* _Task_
Filter this data down to the lines that hold "content", and copy them.

(Stored items)
——

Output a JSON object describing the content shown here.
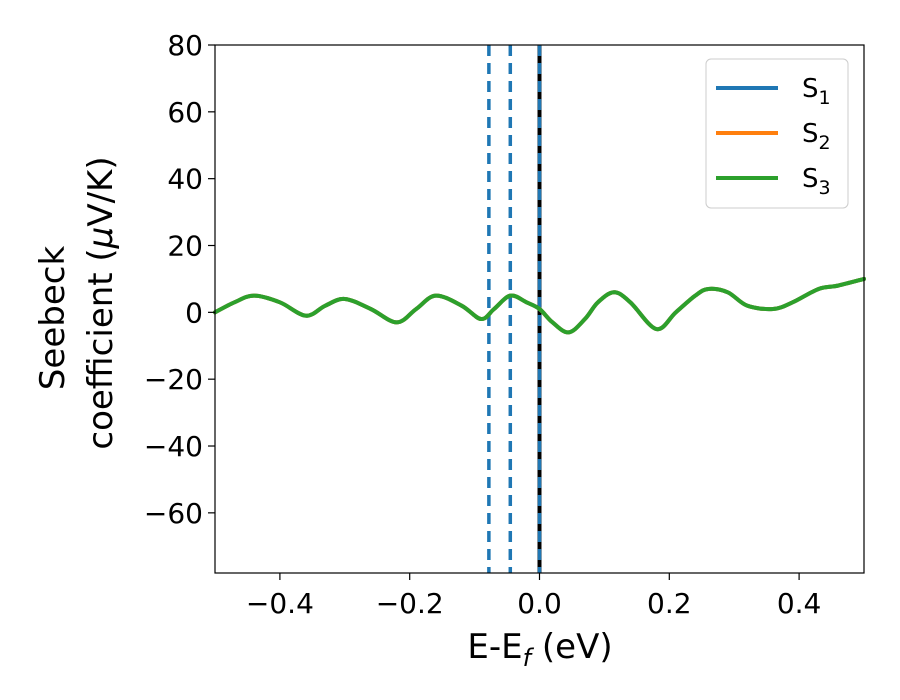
{
  "chart_data": {
    "type": "line",
    "xlabel": {
      "main": "E-E",
      "sub": "f",
      "unit": " (eV)"
    },
    "ylabel": {
      "line1": "Seebeck",
      "line2_text": "coefficient  (",
      "mu": "μ",
      "line2_unit": "V/K)"
    },
    "xlim": [
      -0.5,
      0.5
    ],
    "ylim": [
      -78,
      80
    ],
    "x_ticks": [
      -0.4,
      -0.2,
      0.0,
      0.2,
      0.4
    ],
    "x_tick_labels": [
      "−0.4",
      "−0.2",
      "0.0",
      "0.2",
      "0.4"
    ],
    "y_ticks": [
      80,
      60,
      40,
      20,
      0,
      -20,
      -40,
      -60
    ],
    "y_tick_labels": [
      "80",
      "60",
      "40",
      "20",
      "0",
      "−20",
      "−40",
      "−60"
    ],
    "grid": false,
    "legend_position": "top-right",
    "series": [
      {
        "name": "S1",
        "label_main": "S",
        "label_sub": "1",
        "color": "#1f77b4",
        "x": [
          -0.5,
          -0.47,
          -0.44,
          -0.4,
          -0.36,
          -0.33,
          -0.3,
          -0.26,
          -0.22,
          -0.19,
          -0.16,
          -0.12,
          -0.09,
          -0.07,
          -0.045,
          -0.02,
          0.0,
          0.02,
          0.045,
          0.07,
          0.09,
          0.115,
          0.14,
          0.18,
          0.21,
          0.24,
          0.26,
          0.29,
          0.32,
          0.36,
          0.39,
          0.43,
          0.46,
          0.5
        ],
        "y": [
          0,
          3,
          5,
          3,
          -1,
          2,
          4,
          1,
          -3,
          1,
          5,
          2,
          -2,
          1,
          5,
          3,
          1,
          -3,
          -6,
          -2,
          3,
          6,
          3,
          -5,
          0,
          5,
          7,
          6,
          2,
          1,
          3,
          7,
          8,
          10
        ]
      },
      {
        "name": "S2",
        "label_main": "S",
        "label_sub": "2",
        "color": "#ff7f0e",
        "x": [
          -0.5,
          -0.47,
          -0.44,
          -0.4,
          -0.36,
          -0.33,
          -0.3,
          -0.26,
          -0.22,
          -0.19,
          -0.16,
          -0.12,
          -0.09,
          -0.07,
          -0.045,
          -0.02,
          0.0,
          0.02,
          0.045,
          0.07,
          0.09,
          0.115,
          0.14,
          0.18,
          0.21,
          0.24,
          0.26,
          0.29,
          0.32,
          0.36,
          0.39,
          0.43,
          0.46,
          0.5
        ],
        "y": [
          0,
          3,
          5,
          3,
          -1,
          2,
          4,
          1,
          -3,
          1,
          5,
          2,
          -2,
          1,
          5,
          3,
          1,
          -3,
          -6,
          -2,
          3,
          6,
          3,
          -5,
          0,
          5,
          7,
          6,
          2,
          1,
          3,
          7,
          8,
          10
        ]
      },
      {
        "name": "S3",
        "label_main": "S",
        "label_sub": "3",
        "color": "#2ca02c",
        "x": [
          -0.5,
          -0.47,
          -0.44,
          -0.4,
          -0.36,
          -0.33,
          -0.3,
          -0.26,
          -0.22,
          -0.19,
          -0.16,
          -0.12,
          -0.09,
          -0.07,
          -0.045,
          -0.02,
          0.0,
          0.02,
          0.045,
          0.07,
          0.09,
          0.115,
          0.14,
          0.18,
          0.21,
          0.24,
          0.26,
          0.29,
          0.32,
          0.36,
          0.39,
          0.43,
          0.46,
          0.5
        ],
        "y": [
          0,
          3,
          5,
          3,
          -1,
          2,
          4,
          1,
          -3,
          1,
          5,
          2,
          -2,
          1,
          5,
          3,
          1,
          -3,
          -6,
          -2,
          3,
          6,
          3,
          -5,
          0,
          5,
          7,
          6,
          2,
          1,
          3,
          7,
          8,
          10
        ]
      }
    ],
    "vlines": [
      {
        "x": -0.078,
        "color": "#1f77b4",
        "style": "dashed"
      },
      {
        "x": -0.045,
        "color": "#1f77b4",
        "style": "dashed"
      },
      {
        "x": 0.0,
        "color": "#000000",
        "style": "solid"
      },
      {
        "x": 0.0,
        "color": "#1f77b4",
        "style": "dashed"
      }
    ]
  }
}
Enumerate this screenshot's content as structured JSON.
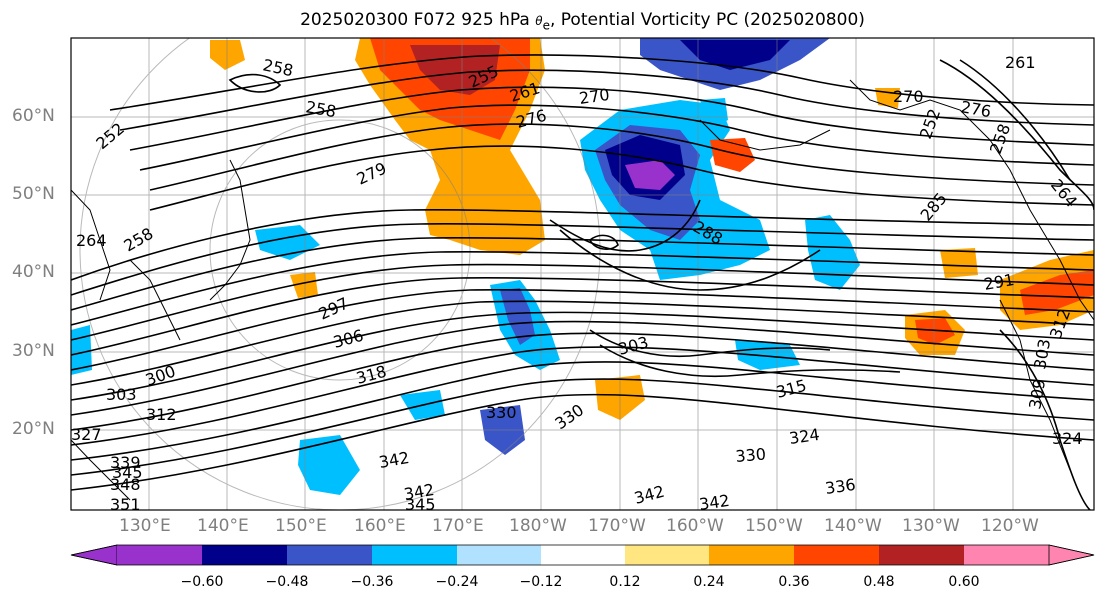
{
  "title": {
    "prefix": "2025020300 F072 925 hPa ",
    "theta": "θ",
    "theta_sub": "e",
    "suffix": ", Potential Vorticity PC (2025020800)"
  },
  "lat_labels": [
    "60°N",
    "50°N",
    "40°N",
    "30°N",
    "20°N"
  ],
  "lon_labels": [
    "130°E",
    "140°E",
    "150°E",
    "160°E",
    "170°E",
    "180°W",
    "170°W",
    "160°W",
    "150°W",
    "140°W",
    "130°W",
    "120°W"
  ],
  "contour_labels": [
    "258",
    "255",
    "261",
    "270",
    "276",
    "270",
    "261",
    "264",
    "258",
    "252",
    "258",
    "276",
    "279",
    "288",
    "285",
    "264",
    "258",
    "252",
    "297",
    "306",
    "303",
    "291",
    "318",
    "300",
    "303",
    "312",
    "315",
    "327",
    "309",
    "330",
    "330",
    "324",
    "339",
    "345",
    "348",
    "351",
    "342",
    "342",
    "330",
    "336",
    "342",
    "345",
    "342",
    "324",
    "312",
    "303"
  ],
  "colorbar": {
    "colors": [
      "#9932cc",
      "#00008b",
      "#3a55c7",
      "#00bfff",
      "#b0e2ff",
      "#ffffff",
      "#ffe680",
      "#ffa500",
      "#ff4500",
      "#b22222",
      "#ff85b0"
    ],
    "ticks": [
      "−0.60",
      "−0.48",
      "−0.36",
      "−0.24",
      "−0.12",
      "0.12",
      "0.24",
      "0.36",
      "0.48",
      "0.60"
    ]
  },
  "colors": {
    "grid": "#808080",
    "contour": "#000000",
    "coast": "#000000"
  }
}
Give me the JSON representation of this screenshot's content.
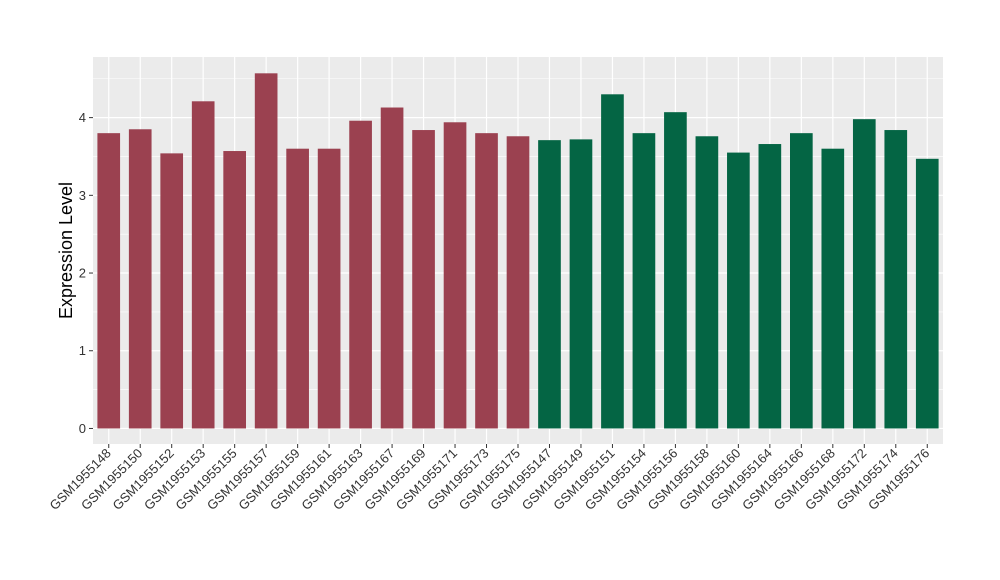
{
  "chart_data": {
    "type": "bar",
    "ylabel": "Expression Level",
    "xlabel": "",
    "ylim": [
      -0.2,
      4.78
    ],
    "yticks": [
      0,
      1,
      2,
      3,
      4
    ],
    "grid": true,
    "categories": [
      "GSM1955148",
      "GSM1955150",
      "GSM1955152",
      "GSM1955153",
      "GSM1955155",
      "GSM1955157",
      "GSM1955159",
      "GSM1955161",
      "GSM1955163",
      "GSM1955167",
      "GSM1955169",
      "GSM1955171",
      "GSM1955173",
      "GSM1955175",
      "GSM1955147",
      "GSM1955149",
      "GSM1955151",
      "GSM1955154",
      "GSM1955156",
      "GSM1955158",
      "GSM1955160",
      "GSM1955164",
      "GSM1955166",
      "GSM1955168",
      "GSM1955172",
      "GSM1955174",
      "GSM1955176"
    ],
    "values": [
      3.8,
      3.85,
      3.54,
      4.21,
      3.57,
      4.57,
      3.6,
      3.6,
      3.96,
      4.13,
      3.84,
      3.94,
      3.8,
      3.76,
      3.71,
      3.72,
      4.3,
      3.8,
      4.07,
      3.76,
      3.55,
      3.66,
      3.8,
      3.6,
      3.98,
      3.84,
      3.47
    ],
    "groups": [
      "a",
      "a",
      "a",
      "a",
      "a",
      "a",
      "a",
      "a",
      "a",
      "a",
      "a",
      "a",
      "a",
      "a",
      "b",
      "b",
      "b",
      "b",
      "b",
      "b",
      "b",
      "b",
      "b",
      "b",
      "b",
      "b",
      "b"
    ],
    "colors": {
      "a": "#9b4150",
      "b": "#046544"
    },
    "panel_background": "#ebebeb",
    "grid_color": "#ffffff"
  }
}
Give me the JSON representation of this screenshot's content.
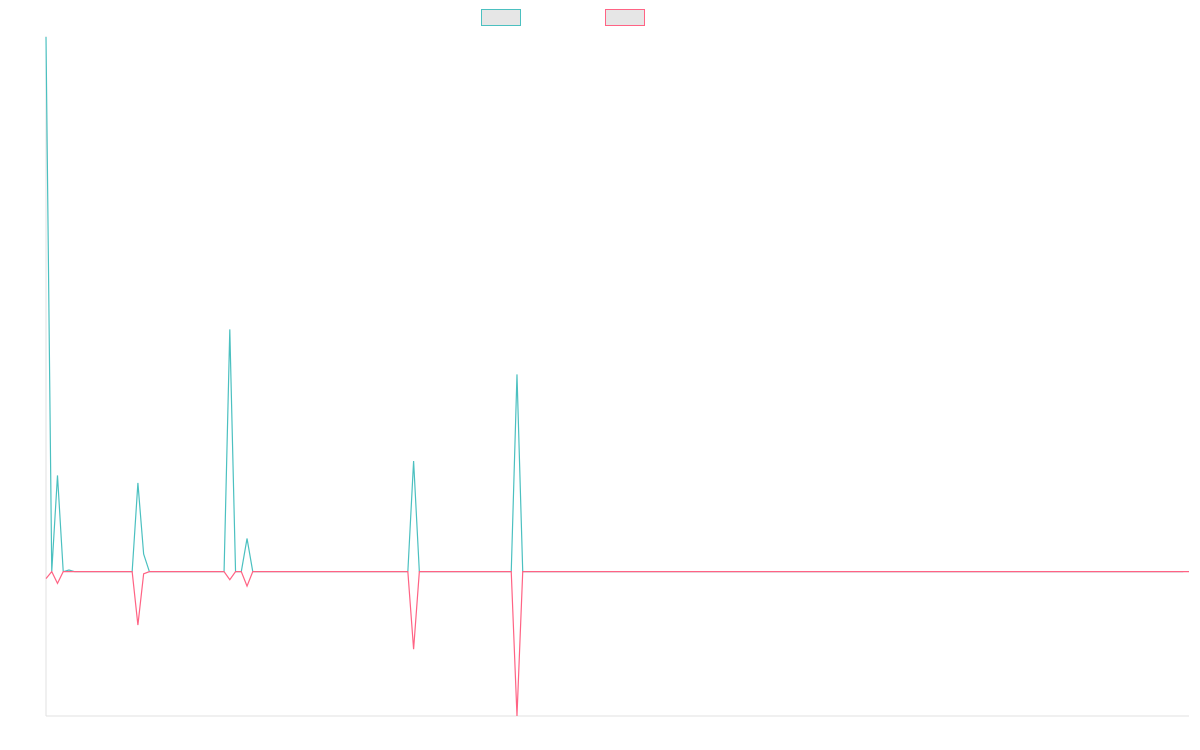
{
  "chart_data": {
    "type": "line",
    "x_count": 200,
    "ylim": [
      -0.27,
      1.0
    ],
    "grid": false,
    "legend": "top-center",
    "series": [
      {
        "color": "#4bc0c0",
        "legend_fill": "#e6e6e6",
        "values": [
          1.0,
          0.0,
          0.18,
          0.0,
          0.003,
          0.0,
          0,
          0,
          0,
          0,
          0,
          0,
          0,
          0,
          0,
          0.0,
          0.166,
          0.033,
          0.0,
          0,
          0,
          0,
          0,
          0,
          0,
          0,
          0,
          0,
          0,
          0,
          0,
          0.0,
          0.453,
          0.0,
          0.0,
          0.062,
          0.0,
          0,
          0,
          0,
          0,
          0,
          0,
          0,
          0,
          0,
          0,
          0,
          0,
          0,
          0,
          0,
          0,
          0,
          0,
          0,
          0,
          0,
          0,
          0,
          0,
          0,
          0,
          0.0,
          0.207,
          0.0,
          0,
          0,
          0,
          0,
          0,
          0,
          0,
          0,
          0,
          0,
          0,
          0,
          0,
          0,
          0,
          0.0,
          0.369,
          0.0,
          0,
          0,
          0,
          0,
          0,
          0,
          0,
          0,
          0,
          0,
          0,
          0,
          0,
          0,
          0,
          0,
          0,
          0,
          0,
          0,
          0,
          0,
          0,
          0,
          0,
          0,
          0,
          0,
          0,
          0,
          0,
          0,
          0,
          0,
          0,
          0,
          0,
          0,
          0,
          0,
          0,
          0,
          0,
          0,
          0,
          0,
          0,
          0,
          0,
          0,
          0,
          0,
          0,
          0,
          0,
          0,
          0,
          0,
          0,
          0,
          0,
          0,
          0,
          0,
          0,
          0,
          0,
          0,
          0,
          0,
          0,
          0,
          0,
          0,
          0,
          0,
          0,
          0,
          0,
          0,
          0,
          0,
          0,
          0,
          0,
          0,
          0,
          0,
          0,
          0,
          0,
          0,
          0,
          0,
          0,
          0,
          0,
          0,
          0,
          0,
          0,
          0,
          0,
          0,
          0,
          0,
          0,
          0,
          0,
          0,
          0,
          0,
          0,
          0,
          0
        ]
      },
      {
        "color": "#ff6384",
        "legend_fill": "#e6e6e6",
        "values": [
          -0.013,
          0.0,
          -0.022,
          0.0,
          0.0,
          0.0,
          0,
          0,
          0,
          0,
          0,
          0,
          0,
          0,
          0,
          0.0,
          -0.1,
          -0.004,
          0.0,
          0,
          0,
          0,
          0,
          0,
          0,
          0,
          0,
          0,
          0,
          0,
          0,
          0.0,
          -0.015,
          0.0,
          0.0,
          -0.027,
          0.0,
          0,
          0,
          0,
          0,
          0,
          0,
          0,
          0,
          0,
          0,
          0,
          0,
          0,
          0,
          0,
          0,
          0,
          0,
          0,
          0,
          0,
          0,
          0,
          0,
          0,
          0,
          0.0,
          -0.145,
          0.0,
          0,
          0,
          0,
          0,
          0,
          0,
          0,
          0,
          0,
          0,
          0,
          0,
          0,
          0,
          0,
          0.0,
          -0.27,
          0.0,
          0,
          0,
          0,
          0,
          0,
          0,
          0,
          0,
          0,
          0,
          0,
          0,
          0,
          0,
          0,
          0,
          0,
          0,
          0,
          0,
          0,
          0,
          0,
          0,
          0,
          0,
          0,
          0,
          0,
          0,
          0,
          0,
          0,
          0,
          0,
          0,
          0,
          0,
          0,
          0,
          0,
          0,
          0,
          0,
          0,
          0,
          0,
          0,
          0,
          0,
          0,
          0,
          0,
          0,
          0,
          0,
          0,
          0,
          0,
          0,
          0,
          0,
          0,
          0,
          0,
          0,
          0,
          0,
          0,
          0,
          0,
          0,
          0,
          0,
          0,
          0,
          0,
          0,
          0,
          0,
          0,
          0,
          0,
          0,
          0,
          0,
          0,
          0,
          0,
          0,
          0,
          0,
          0,
          0,
          0,
          0,
          0,
          0,
          0,
          0,
          0,
          0,
          0,
          0,
          0,
          0,
          0,
          0,
          0,
          0,
          0,
          0,
          0,
          0,
          0,
          0,
          0,
          0
        ]
      }
    ]
  }
}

——

* _In response_
Output a JSON object describing the content shown here.
Enumerate this screenshot's content as structured JSON.
Give me the JSON representation of this screenshot's content.
Give me the JSON representation of this screenshot's content.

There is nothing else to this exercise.